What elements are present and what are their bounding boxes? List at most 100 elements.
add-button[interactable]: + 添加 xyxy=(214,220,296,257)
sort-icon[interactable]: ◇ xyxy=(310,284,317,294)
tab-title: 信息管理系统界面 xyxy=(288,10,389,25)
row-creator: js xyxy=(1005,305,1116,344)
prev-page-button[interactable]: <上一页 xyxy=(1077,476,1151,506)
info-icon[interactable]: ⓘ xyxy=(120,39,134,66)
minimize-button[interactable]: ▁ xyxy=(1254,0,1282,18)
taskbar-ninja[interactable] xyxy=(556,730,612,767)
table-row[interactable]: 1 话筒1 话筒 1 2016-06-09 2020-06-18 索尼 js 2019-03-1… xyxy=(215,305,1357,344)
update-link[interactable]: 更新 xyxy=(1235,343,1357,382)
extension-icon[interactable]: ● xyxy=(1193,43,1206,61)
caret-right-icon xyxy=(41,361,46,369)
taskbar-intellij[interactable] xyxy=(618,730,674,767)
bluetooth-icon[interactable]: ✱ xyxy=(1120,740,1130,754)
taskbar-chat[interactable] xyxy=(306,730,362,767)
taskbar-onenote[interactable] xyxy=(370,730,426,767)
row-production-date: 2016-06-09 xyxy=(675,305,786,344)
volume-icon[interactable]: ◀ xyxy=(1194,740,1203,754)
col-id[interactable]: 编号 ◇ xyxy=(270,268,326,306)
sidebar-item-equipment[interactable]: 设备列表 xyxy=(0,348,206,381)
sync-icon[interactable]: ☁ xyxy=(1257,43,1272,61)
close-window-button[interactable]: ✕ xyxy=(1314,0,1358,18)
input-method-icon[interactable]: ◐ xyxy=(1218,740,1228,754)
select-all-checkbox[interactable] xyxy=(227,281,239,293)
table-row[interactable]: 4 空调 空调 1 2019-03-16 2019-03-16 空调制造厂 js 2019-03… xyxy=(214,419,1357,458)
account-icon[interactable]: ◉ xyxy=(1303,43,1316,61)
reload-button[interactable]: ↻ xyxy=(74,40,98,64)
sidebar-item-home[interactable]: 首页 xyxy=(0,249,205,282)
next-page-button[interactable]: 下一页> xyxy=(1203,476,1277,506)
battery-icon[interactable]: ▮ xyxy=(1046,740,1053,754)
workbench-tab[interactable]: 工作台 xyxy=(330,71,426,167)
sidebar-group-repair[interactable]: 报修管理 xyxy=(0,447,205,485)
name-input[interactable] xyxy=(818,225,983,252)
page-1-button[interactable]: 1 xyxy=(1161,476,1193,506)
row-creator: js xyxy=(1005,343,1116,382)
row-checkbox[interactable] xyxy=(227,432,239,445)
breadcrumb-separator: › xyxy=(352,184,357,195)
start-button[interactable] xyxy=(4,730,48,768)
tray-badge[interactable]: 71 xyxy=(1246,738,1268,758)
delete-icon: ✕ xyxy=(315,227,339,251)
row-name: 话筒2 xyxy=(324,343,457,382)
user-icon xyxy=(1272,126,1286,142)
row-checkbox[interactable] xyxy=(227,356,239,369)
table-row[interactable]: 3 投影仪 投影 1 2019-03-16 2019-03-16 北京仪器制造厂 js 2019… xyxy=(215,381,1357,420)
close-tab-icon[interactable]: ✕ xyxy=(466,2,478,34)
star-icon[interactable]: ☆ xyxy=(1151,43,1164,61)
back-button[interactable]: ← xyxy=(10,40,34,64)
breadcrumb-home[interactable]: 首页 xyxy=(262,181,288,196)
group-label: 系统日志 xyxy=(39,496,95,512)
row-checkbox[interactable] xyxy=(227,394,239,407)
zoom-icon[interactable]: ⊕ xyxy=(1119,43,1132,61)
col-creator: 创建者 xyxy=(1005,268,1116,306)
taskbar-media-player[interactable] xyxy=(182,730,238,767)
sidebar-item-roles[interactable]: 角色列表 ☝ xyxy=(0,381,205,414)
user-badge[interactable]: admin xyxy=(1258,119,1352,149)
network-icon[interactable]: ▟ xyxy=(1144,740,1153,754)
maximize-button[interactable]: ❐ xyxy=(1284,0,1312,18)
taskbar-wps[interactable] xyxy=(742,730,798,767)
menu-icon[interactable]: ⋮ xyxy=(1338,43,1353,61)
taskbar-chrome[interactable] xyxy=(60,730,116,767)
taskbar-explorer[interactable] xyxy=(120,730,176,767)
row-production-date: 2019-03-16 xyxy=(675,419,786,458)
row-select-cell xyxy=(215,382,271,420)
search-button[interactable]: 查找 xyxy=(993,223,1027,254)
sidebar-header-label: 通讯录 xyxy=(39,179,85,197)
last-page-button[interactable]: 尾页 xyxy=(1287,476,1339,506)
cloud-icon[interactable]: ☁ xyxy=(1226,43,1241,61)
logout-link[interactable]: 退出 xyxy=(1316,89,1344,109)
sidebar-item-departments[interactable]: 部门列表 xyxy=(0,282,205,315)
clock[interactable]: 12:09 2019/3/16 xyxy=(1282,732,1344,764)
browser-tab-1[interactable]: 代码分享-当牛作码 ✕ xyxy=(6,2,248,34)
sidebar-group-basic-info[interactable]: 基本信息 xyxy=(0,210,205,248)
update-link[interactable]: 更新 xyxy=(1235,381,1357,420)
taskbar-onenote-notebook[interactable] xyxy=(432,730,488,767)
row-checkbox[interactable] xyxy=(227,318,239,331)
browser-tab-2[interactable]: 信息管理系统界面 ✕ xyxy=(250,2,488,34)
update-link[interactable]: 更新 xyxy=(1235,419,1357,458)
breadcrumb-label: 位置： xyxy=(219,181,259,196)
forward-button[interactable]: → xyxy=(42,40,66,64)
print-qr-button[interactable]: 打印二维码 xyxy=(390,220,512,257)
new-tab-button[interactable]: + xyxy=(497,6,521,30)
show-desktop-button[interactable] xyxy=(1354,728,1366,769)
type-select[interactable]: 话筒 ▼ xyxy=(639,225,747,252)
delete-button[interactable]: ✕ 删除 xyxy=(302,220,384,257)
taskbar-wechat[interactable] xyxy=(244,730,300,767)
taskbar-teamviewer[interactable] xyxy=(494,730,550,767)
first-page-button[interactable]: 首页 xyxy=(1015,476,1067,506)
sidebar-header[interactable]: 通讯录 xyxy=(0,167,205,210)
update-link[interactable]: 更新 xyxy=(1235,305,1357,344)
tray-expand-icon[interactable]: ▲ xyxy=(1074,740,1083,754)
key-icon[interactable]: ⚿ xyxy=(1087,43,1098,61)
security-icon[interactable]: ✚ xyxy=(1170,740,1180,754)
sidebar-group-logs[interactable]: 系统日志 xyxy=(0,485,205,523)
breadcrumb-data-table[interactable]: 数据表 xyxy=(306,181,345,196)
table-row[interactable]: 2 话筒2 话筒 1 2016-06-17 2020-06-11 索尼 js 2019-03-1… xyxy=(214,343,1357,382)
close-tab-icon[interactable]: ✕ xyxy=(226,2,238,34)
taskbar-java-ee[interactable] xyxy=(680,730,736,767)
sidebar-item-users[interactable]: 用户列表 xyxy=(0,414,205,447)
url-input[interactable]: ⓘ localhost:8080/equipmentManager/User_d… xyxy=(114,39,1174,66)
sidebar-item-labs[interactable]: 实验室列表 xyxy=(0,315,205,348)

********************

YOUR OBJECTIVE: Rewrite all of the entries above, changing every "update-link" to "refresh-link" and leaving the rest untouched.

FINAL ANSWER:
What elements are present and what are their bounding boxes? List at most 100 elements.
add-button[interactable]: + 添加 xyxy=(214,220,296,257)
sort-icon[interactable]: ◇ xyxy=(310,284,317,294)
tab-title: 信息管理系统界面 xyxy=(288,10,389,25)
row-creator: js xyxy=(1005,305,1116,344)
prev-page-button[interactable]: <上一页 xyxy=(1077,476,1151,506)
info-icon[interactable]: ⓘ xyxy=(120,39,134,66)
minimize-button[interactable]: ▁ xyxy=(1254,0,1282,18)
taskbar-ninja[interactable] xyxy=(556,730,612,767)
table-row[interactable]: 1 话筒1 话筒 1 2016-06-09 2020-06-18 索尼 js 2019-03-1… xyxy=(215,305,1357,344)
refresh-link[interactable]: 更新 xyxy=(1235,343,1357,382)
extension-icon[interactable]: ● xyxy=(1193,43,1206,61)
caret-right-icon xyxy=(41,361,46,369)
taskbar-intellij[interactable] xyxy=(618,730,674,767)
bluetooth-icon[interactable]: ✱ xyxy=(1120,740,1130,754)
taskbar-chat[interactable] xyxy=(306,730,362,767)
taskbar-onenote[interactable] xyxy=(370,730,426,767)
row-production-date: 2016-06-09 xyxy=(675,305,786,344)
volume-icon[interactable]: ◀ xyxy=(1194,740,1203,754)
col-id[interactable]: 编号 ◇ xyxy=(270,268,326,306)
sidebar-item-equipment[interactable]: 设备列表 xyxy=(0,348,206,381)
sync-icon[interactable]: ☁ xyxy=(1257,43,1272,61)
close-window-button[interactable]: ✕ xyxy=(1314,0,1358,18)
input-method-icon[interactable]: ◐ xyxy=(1218,740,1228,754)
select-all-checkbox[interactable] xyxy=(227,281,239,293)
table-row[interactable]: 4 空调 空调 1 2019-03-16 2019-03-16 空调制造厂 js 2019-03… xyxy=(214,419,1357,458)
account-icon[interactable]: ◉ xyxy=(1303,43,1316,61)
reload-button[interactable]: ↻ xyxy=(74,40,98,64)
sidebar-item-home[interactable]: 首页 xyxy=(0,249,205,282)
next-page-button[interactable]: 下一页> xyxy=(1203,476,1277,506)
battery-icon[interactable]: ▮ xyxy=(1046,740,1053,754)
workbench-tab[interactable]: 工作台 xyxy=(330,71,426,167)
sidebar-group-repair[interactable]: 报修管理 xyxy=(0,447,205,485)
name-input[interactable] xyxy=(818,225,983,252)
page-1-button[interactable]: 1 xyxy=(1161,476,1193,506)
row-creator: js xyxy=(1005,343,1116,382)
row-checkbox[interactable] xyxy=(227,432,239,445)
breadcrumb-separator: › xyxy=(352,184,357,195)
start-button[interactable] xyxy=(4,730,48,768)
tray-badge[interactable]: 71 xyxy=(1246,738,1268,758)
delete-icon: ✕ xyxy=(315,227,339,251)
row-name: 话筒2 xyxy=(324,343,457,382)
user-icon xyxy=(1272,126,1286,142)
row-checkbox[interactable] xyxy=(227,356,239,369)
table-row[interactable]: 3 投影仪 投影 1 2019-03-16 2019-03-16 北京仪器制造厂 js 2019… xyxy=(215,381,1357,420)
close-tab-icon[interactable]: ✕ xyxy=(466,2,478,34)
star-icon[interactable]: ☆ xyxy=(1151,43,1164,61)
back-button[interactable]: ← xyxy=(10,40,34,64)
breadcrumb-home[interactable]: 首页 xyxy=(262,181,288,196)
group-label: 系统日志 xyxy=(39,496,95,512)
row-checkbox[interactable] xyxy=(227,394,239,407)
zoom-icon[interactable]: ⊕ xyxy=(1119,43,1132,61)
col-creator: 创建者 xyxy=(1005,268,1116,306)
taskbar-media-player[interactable] xyxy=(182,730,238,767)
sidebar-item-roles[interactable]: 角色列表 ☝ xyxy=(0,381,205,414)
user-badge[interactable]: admin xyxy=(1258,119,1352,149)
network-icon[interactable]: ▟ xyxy=(1144,740,1153,754)
maximize-button[interactable]: ❐ xyxy=(1284,0,1312,18)
taskbar-wps[interactable] xyxy=(742,730,798,767)
menu-icon[interactable]: ⋮ xyxy=(1338,43,1353,61)
taskbar-chrome[interactable] xyxy=(60,730,116,767)
taskbar-explorer[interactable] xyxy=(120,730,176,767)
row-production-date: 2019-03-16 xyxy=(675,419,786,458)
row-select-cell xyxy=(215,382,271,420)
search-button[interactable]: 查找 xyxy=(993,223,1027,254)
sidebar-header-label: 通讯录 xyxy=(39,179,85,197)
last-page-button[interactable]: 尾页 xyxy=(1287,476,1339,506)
cloud-icon[interactable]: ☁ xyxy=(1226,43,1241,61)
logout-link[interactable]: 退出 xyxy=(1316,89,1344,109)
sidebar-item-departments[interactable]: 部门列表 xyxy=(0,282,205,315)
clock[interactable]: 12:09 2019/3/16 xyxy=(1282,732,1344,764)
browser-tab-1[interactable]: 代码分享-当牛作码 ✕ xyxy=(6,2,248,34)
sidebar-group-basic-info[interactable]: 基本信息 xyxy=(0,210,205,248)
refresh-link[interactable]: 更新 xyxy=(1235,381,1357,420)
taskbar-onenote-notebook[interactable] xyxy=(432,730,488,767)
row-checkbox[interactable] xyxy=(227,318,239,331)
browser-tab-2[interactable]: 信息管理系统界面 ✕ xyxy=(250,2,488,34)
refresh-link[interactable]: 更新 xyxy=(1235,419,1357,458)
breadcrumb-label: 位置： xyxy=(219,181,259,196)
forward-button[interactable]: → xyxy=(42,40,66,64)
print-qr-button[interactable]: 打印二维码 xyxy=(390,220,512,257)
new-tab-button[interactable]: + xyxy=(497,6,521,30)
show-desktop-button[interactable] xyxy=(1354,728,1366,769)
type-select[interactable]: 话筒 ▼ xyxy=(639,225,747,252)
delete-button[interactable]: ✕ 删除 xyxy=(302,220,384,257)
taskbar-wechat[interactable] xyxy=(244,730,300,767)
taskbar-teamviewer[interactable] xyxy=(494,730,550,767)
first-page-button[interactable]: 首页 xyxy=(1015,476,1067,506)
sidebar-header[interactable]: 通讯录 xyxy=(0,167,205,210)
refresh-link[interactable]: 更新 xyxy=(1235,305,1357,344)
tray-expand-icon[interactable]: ▲ xyxy=(1074,740,1083,754)
key-icon[interactable]: ⚿ xyxy=(1087,43,1098,61)
security-icon[interactable]: ✚ xyxy=(1170,740,1180,754)
sidebar-group-logs[interactable]: 系统日志 xyxy=(0,485,205,523)
breadcrumb-data-table[interactable]: 数据表 xyxy=(306,181,345,196)
table-row[interactable]: 2 话筒2 话筒 1 2016-06-17 2020-06-11 索尼 js 2019-03-1… xyxy=(214,343,1357,382)
close-tab-icon[interactable]: ✕ xyxy=(226,2,238,34)
taskbar-java-ee[interactable] xyxy=(680,730,736,767)
sidebar-item-users[interactable]: 用户列表 xyxy=(0,414,205,447)
url-input[interactable]: ⓘ localhost:8080/equipmentManager/User_d… xyxy=(114,39,1174,66)
sidebar-item-labs[interactable]: 实验室列表 xyxy=(0,315,205,348)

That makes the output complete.